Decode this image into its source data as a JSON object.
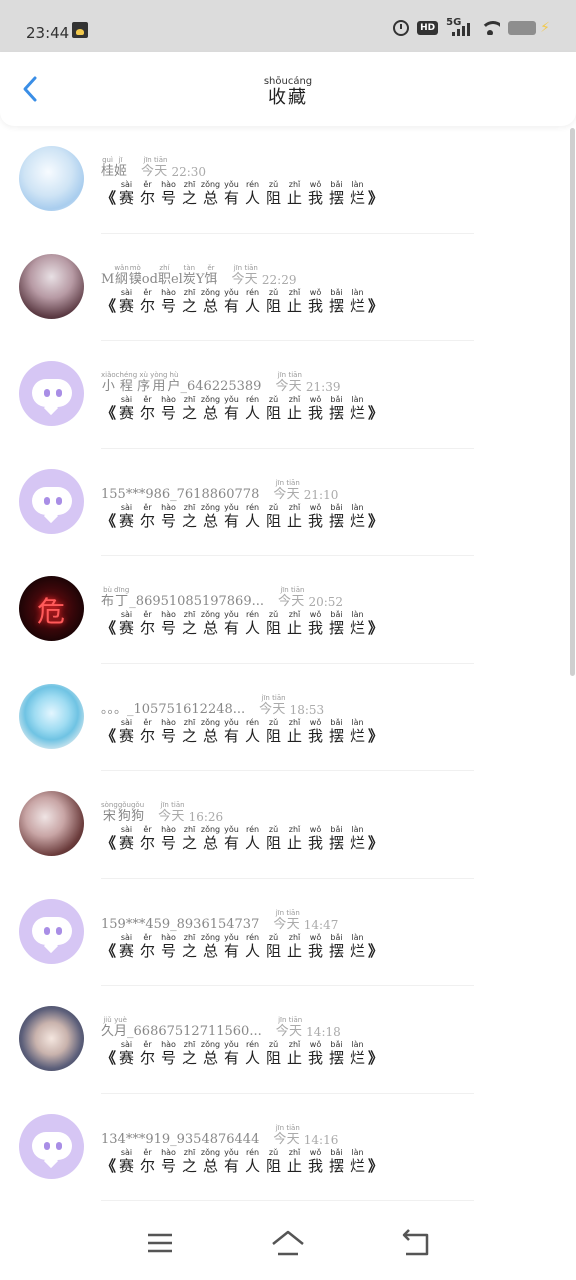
{
  "status_bar": {
    "time": "23:44",
    "network": "5G",
    "hd": "HD",
    "icons": [
      "app-notification-icon",
      "alarm-icon",
      "hd-icon",
      "signal-5g-icon",
      "wifi-icon",
      "battery-icon",
      "charging-icon"
    ]
  },
  "header": {
    "title": "收藏",
    "title_pinyin": "shōucáng",
    "back_icon": "chevron-left-icon",
    "accent": "#3a8ee6"
  },
  "today_label": {
    "chars": [
      "今",
      "天"
    ],
    "pinyin": [
      "jīn",
      "tiān"
    ]
  },
  "content_title": {
    "open": "《",
    "close": "》",
    "chars": [
      "赛",
      "尔",
      "号",
      "之",
      "总",
      "有",
      "人",
      "阻",
      "止",
      "我",
      "摆",
      "烂"
    ],
    "pinyin": [
      "sài",
      "ěr",
      "hào",
      "zhī",
      "zǒng",
      "yǒu",
      "rén",
      "zǔ",
      "zhǐ",
      "wǒ",
      "bǎi",
      "làn"
    ]
  },
  "items": [
    {
      "avatar": "av-1",
      "name": [
        [
          "桂",
          "guì"
        ],
        [
          "姬",
          "jī"
        ]
      ],
      "time": "22:30"
    },
    {
      "avatar": "av-2",
      "name": [
        [
          "M",
          ""
        ],
        [
          "䋄",
          "wǎn"
        ],
        [
          "镆",
          "mò"
        ],
        [
          "od",
          ""
        ],
        [
          "职",
          "zhí"
        ],
        [
          "el",
          ""
        ],
        [
          "炭",
          "tàn"
        ],
        [
          "Y",
          ""
        ],
        [
          "饵",
          "ěr"
        ]
      ],
      "time": "22:29"
    },
    {
      "avatar": "default",
      "name": [
        [
          "小",
          "xiǎo"
        ],
        [
          "程",
          "chéng"
        ],
        [
          "序",
          "xù"
        ],
        [
          "用",
          "yòng"
        ],
        [
          "户",
          "hù"
        ],
        [
          "_646225389",
          ""
        ]
      ],
      "time": "21:39"
    },
    {
      "avatar": "default",
      "name": [
        [
          "155***986_7618860778",
          ""
        ]
      ],
      "time": "21:10"
    },
    {
      "avatar": "av-5",
      "name": [
        [
          "布",
          "bù"
        ],
        [
          "丁",
          "dīng"
        ],
        [
          "_86951085197869...",
          ""
        ]
      ],
      "time": "20:52"
    },
    {
      "avatar": "av-6",
      "name": [
        [
          "。。。_105751612248...",
          ""
        ]
      ],
      "time": "18:53"
    },
    {
      "avatar": "av-7",
      "name": [
        [
          "宋",
          "sòng"
        ],
        [
          "狗",
          "gǒu"
        ],
        [
          "狗",
          "gǒu"
        ]
      ],
      "time": "16:26"
    },
    {
      "avatar": "default",
      "name": [
        [
          "159***459_8936154737",
          ""
        ]
      ],
      "time": "14:47"
    },
    {
      "avatar": "av-9",
      "name": [
        [
          "久",
          "jiǔ"
        ],
        [
          "月",
          "yuè"
        ],
        [
          "_66867512711560...",
          ""
        ]
      ],
      "time": "14:18"
    },
    {
      "avatar": "default",
      "name": [
        [
          "134***919_9354876444",
          ""
        ]
      ],
      "time": "14:16"
    }
  ],
  "nav": {
    "menu": "menu-icon",
    "home": "home-icon",
    "back": "back-icon"
  }
}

====================

Problem description:
Reproduce the material above verbatim; omit every picture.

Expected answer:
Decode this image into its source data as a JSON object.
{
  "status_bar": {
    "time": "23:44",
    "network": "5G",
    "hd": "HD",
    "icons": [
      "app-notification-icon",
      "alarm-icon",
      "hd-icon",
      "signal-5g-icon",
      "wifi-icon",
      "battery-icon",
      "charging-icon"
    ]
  },
  "header": {
    "title": "收藏",
    "title_pinyin": "shōucáng",
    "back_icon": "chevron-left-icon",
    "accent": "#3a8ee6"
  },
  "today_label": {
    "chars": [
      "今",
      "天"
    ],
    "pinyin": [
      "jīn",
      "tiān"
    ]
  },
  "content_title": {
    "open": "《",
    "close": "》",
    "chars": [
      "赛",
      "尔",
      "号",
      "之",
      "总",
      "有",
      "人",
      "阻",
      "止",
      "我",
      "摆",
      "烂"
    ],
    "pinyin": [
      "sài",
      "ěr",
      "hào",
      "zhī",
      "zǒng",
      "yǒu",
      "rén",
      "zǔ",
      "zhǐ",
      "wǒ",
      "bǎi",
      "làn"
    ]
  },
  "items": [
    {
      "avatar": "av-1",
      "name": [
        [
          "桂",
          "guì"
        ],
        [
          "姬",
          "jī"
        ]
      ],
      "time": "22:30"
    },
    {
      "avatar": "av-2",
      "name": [
        [
          "M",
          ""
        ],
        [
          "䋄",
          "wǎn"
        ],
        [
          "镆",
          "mò"
        ],
        [
          "od",
          ""
        ],
        [
          "职",
          "zhí"
        ],
        [
          "el",
          ""
        ],
        [
          "炭",
          "tàn"
        ],
        [
          "Y",
          ""
        ],
        [
          "饵",
          "ěr"
        ]
      ],
      "time": "22:29"
    },
    {
      "avatar": "default",
      "name": [
        [
          "小",
          "xiǎo"
        ],
        [
          "程",
          "chéng"
        ],
        [
          "序",
          "xù"
        ],
        [
          "用",
          "yòng"
        ],
        [
          "户",
          "hù"
        ],
        [
          "_646225389",
          ""
        ]
      ],
      "time": "21:39"
    },
    {
      "avatar": "default",
      "name": [
        [
          "155***986_7618860778",
          ""
        ]
      ],
      "time": "21:10"
    },
    {
      "avatar": "av-5",
      "name": [
        [
          "布",
          "bù"
        ],
        [
          "丁",
          "dīng"
        ],
        [
          "_86951085197869...",
          ""
        ]
      ],
      "time": "20:52"
    },
    {
      "avatar": "av-6",
      "name": [
        [
          "。。。_105751612248...",
          ""
        ]
      ],
      "time": "18:53"
    },
    {
      "avatar": "av-7",
      "name": [
        [
          "宋",
          "sòng"
        ],
        [
          "狗",
          "gǒu"
        ],
        [
          "狗",
          "gǒu"
        ]
      ],
      "time": "16:26"
    },
    {
      "avatar": "default",
      "name": [
        [
          "159***459_8936154737",
          ""
        ]
      ],
      "time": "14:47"
    },
    {
      "avatar": "av-9",
      "name": [
        [
          "久",
          "jiǔ"
        ],
        [
          "月",
          "yuè"
        ],
        [
          "_66867512711560...",
          ""
        ]
      ],
      "time": "14:18"
    },
    {
      "avatar": "default",
      "name": [
        [
          "134***919_9354876444",
          ""
        ]
      ],
      "time": "14:16"
    }
  ],
  "nav": {
    "menu": "menu-icon",
    "home": "home-icon",
    "back": "back-icon"
  }
}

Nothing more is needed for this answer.